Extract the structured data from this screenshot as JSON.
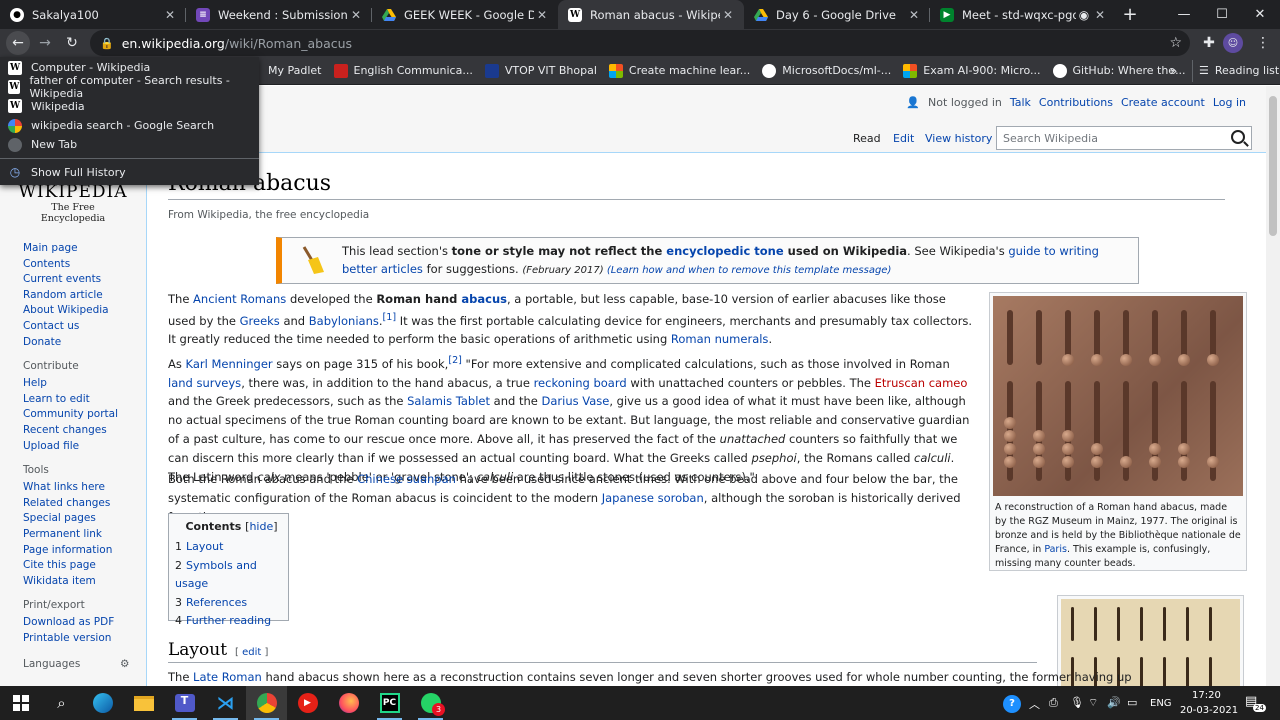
{
  "browser": {
    "tabs": [
      {
        "title": "Sakalya100",
        "icon": "github-icon"
      },
      {
        "title": "Weekend : Submission Form",
        "icon": "forms-icon"
      },
      {
        "title": "GEEK WEEK - Google Drive",
        "icon": "drive-icon"
      },
      {
        "title": "Roman abacus - Wikipedia",
        "icon": "wikipedia-icon"
      },
      {
        "title": "Day 6 - Google Drive",
        "icon": "drive-icon"
      },
      {
        "title": "Meet - std-wqxc-pgo",
        "icon": "meet-icon"
      }
    ],
    "url_host": "en.wikipedia.org",
    "url_path": "/wiki/Roman_abacus",
    "bookmarks": [
      "My Padlet",
      "English Communica...",
      "VTOP VIT Bhopal",
      "Create machine lear...",
      "MicrosoftDocs/ml-...",
      "Exam AI-900: Micro...",
      "GitHub: Where the..."
    ],
    "reading_list": "Reading list",
    "history_dropdown": [
      "Computer - Wikipedia",
      "father of computer - Search results - Wikipedia",
      "Wikipedia",
      "wikipedia search - Google Search",
      "New Tab"
    ],
    "show_full_history": "Show Full History"
  },
  "wiki": {
    "user_links": {
      "not_logged_in": "Not logged in",
      "talk": "Talk",
      "contributions": "Contributions",
      "create_account": "Create account",
      "login": "Log in"
    },
    "view_tabs": {
      "read": "Read",
      "edit": "Edit",
      "history": "View history"
    },
    "search_placeholder": "Search Wikipedia",
    "logo_title": "Wikipedia",
    "logo_tagline": "The Free Encyclopedia",
    "sidebar": {
      "main": [
        "Main page",
        "Contents",
        "Current events",
        "Random article",
        "About Wikipedia",
        "Contact us",
        "Donate"
      ],
      "contribute_heading": "Contribute",
      "contribute": [
        "Help",
        "Learn to edit",
        "Community portal",
        "Recent changes",
        "Upload file"
      ],
      "tools_heading": "Tools",
      "tools": [
        "What links here",
        "Related changes",
        "Special pages",
        "Permanent link",
        "Page information",
        "Cite this page",
        "Wikidata item"
      ],
      "print_heading": "Print/export",
      "print": [
        "Download as PDF",
        "Printable version"
      ],
      "languages_heading": "Languages"
    },
    "title": "Roman abacus",
    "tagline": "From Wikipedia, the free encyclopedia",
    "ambox": {
      "t1": "This lead section's ",
      "t2": "tone or style may not reflect the ",
      "t3": "encyclopedic tone",
      "t4": " used on Wikipedia",
      "t5": ". See Wikipedia's ",
      "t6": "guide to writing better articles",
      "t7": " for suggestions. ",
      "date": "(February 2017)",
      "learn": "(Learn how and when to remove this template message)"
    },
    "infobox_caption_1": "A reconstruction of a Roman hand abacus, made by the RGZ Museum in Mainz, 1977. The original is bronze and is held by the Bibliothèque nationale de France, in ",
    "infobox_caption_link": "Paris",
    "infobox_caption_2": ". This example is, confusingly, missing many counter beads.",
    "toc": {
      "title": "Contents",
      "hide": "hide",
      "items": [
        {
          "num": "1",
          "label": "Layout"
        },
        {
          "num": "2",
          "label": "Symbols and usage"
        },
        {
          "num": "3",
          "label": "References"
        },
        {
          "num": "4",
          "label": "Further reading"
        }
      ]
    },
    "section_heading": "Layout",
    "section_edit": "edit",
    "bottom_text_link": "Late Roman",
    "bottom_text_pre": "The ",
    "bottom_text": " hand abacus shown here as a reconstruction contains seven longer and seven shorter grooves used for whole number counting, the former having up"
  },
  "taskbar": {
    "time": "17:20",
    "date": "20-03-2021",
    "lang": "ENG",
    "notif_count": "24",
    "whatsapp_badge": "3"
  }
}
---*---
[Aim of the task]
All the lines above are to be given again exactly as they read, with the pictures removed.

[The output]
Extract the structured data from this screenshot as JSON.
{
  "browser": {
    "tabs": [
      {
        "title": "Sakalya100",
        "icon": "github-icon"
      },
      {
        "title": "Weekend : Submission Form",
        "icon": "forms-icon"
      },
      {
        "title": "GEEK WEEK - Google Drive",
        "icon": "drive-icon"
      },
      {
        "title": "Roman abacus - Wikipedia",
        "icon": "wikipedia-icon"
      },
      {
        "title": "Day 6 - Google Drive",
        "icon": "drive-icon"
      },
      {
        "title": "Meet - std-wqxc-pgo",
        "icon": "meet-icon"
      }
    ],
    "url_host": "en.wikipedia.org",
    "url_path": "/wiki/Roman_abacus",
    "bookmarks": [
      "My Padlet",
      "English Communica...",
      "VTOP VIT Bhopal",
      "Create machine lear...",
      "MicrosoftDocs/ml-...",
      "Exam AI-900: Micro...",
      "GitHub: Where the..."
    ],
    "reading_list": "Reading list",
    "history_dropdown": [
      "Computer - Wikipedia",
      "father of computer - Search results - Wikipedia",
      "Wikipedia",
      "wikipedia search - Google Search",
      "New Tab"
    ],
    "show_full_history": "Show Full History"
  },
  "wiki": {
    "user_links": {
      "not_logged_in": "Not logged in",
      "talk": "Talk",
      "contributions": "Contributions",
      "create_account": "Create account",
      "login": "Log in"
    },
    "view_tabs": {
      "read": "Read",
      "edit": "Edit",
      "history": "View history"
    },
    "search_placeholder": "Search Wikipedia",
    "logo_title": "Wikipedia",
    "logo_tagline": "The Free Encyclopedia",
    "sidebar": {
      "main": [
        "Main page",
        "Contents",
        "Current events",
        "Random article",
        "About Wikipedia",
        "Contact us",
        "Donate"
      ],
      "contribute_heading": "Contribute",
      "contribute": [
        "Help",
        "Learn to edit",
        "Community portal",
        "Recent changes",
        "Upload file"
      ],
      "tools_heading": "Tools",
      "tools": [
        "What links here",
        "Related changes",
        "Special pages",
        "Permanent link",
        "Page information",
        "Cite this page",
        "Wikidata item"
      ],
      "print_heading": "Print/export",
      "print": [
        "Download as PDF",
        "Printable version"
      ],
      "languages_heading": "Languages"
    },
    "title": "Roman abacus",
    "tagline": "From Wikipedia, the free encyclopedia",
    "ambox": {
      "t1": "This lead section's ",
      "t2": "tone or style may not reflect the ",
      "t3": "encyclopedic tone",
      "t4": " used on Wikipedia",
      "t5": ". See Wikipedia's ",
      "t6": "guide to writing better articles",
      "t7": " for suggestions. ",
      "date": "(February 2017)",
      "learn": "(Learn how and when to remove this template message)"
    },
    "infobox_caption_1": "A reconstruction of a Roman hand abacus, made by the RGZ Museum in Mainz, 1977. The original is bronze and is held by the Bibliothèque nationale de France, in ",
    "infobox_caption_link": "Paris",
    "infobox_caption_2": ". This example is, confusingly, missing many counter beads.",
    "toc": {
      "title": "Contents",
      "hide": "hide",
      "items": [
        {
          "num": "1",
          "label": "Layout"
        },
        {
          "num": "2",
          "label": "Symbols and usage"
        },
        {
          "num": "3",
          "label": "References"
        },
        {
          "num": "4",
          "label": "Further reading"
        }
      ]
    },
    "section_heading": "Layout",
    "section_edit": "edit",
    "bottom_text_link": "Late Roman",
    "bottom_text_pre": "The ",
    "bottom_text": " hand abacus shown here as a reconstruction contains seven longer and seven shorter grooves used for whole number counting, the former having up"
  },
  "taskbar": {
    "time": "17:20",
    "date": "20-03-2021",
    "lang": "ENG",
    "notif_count": "24",
    "whatsapp_badge": "3"
  }
}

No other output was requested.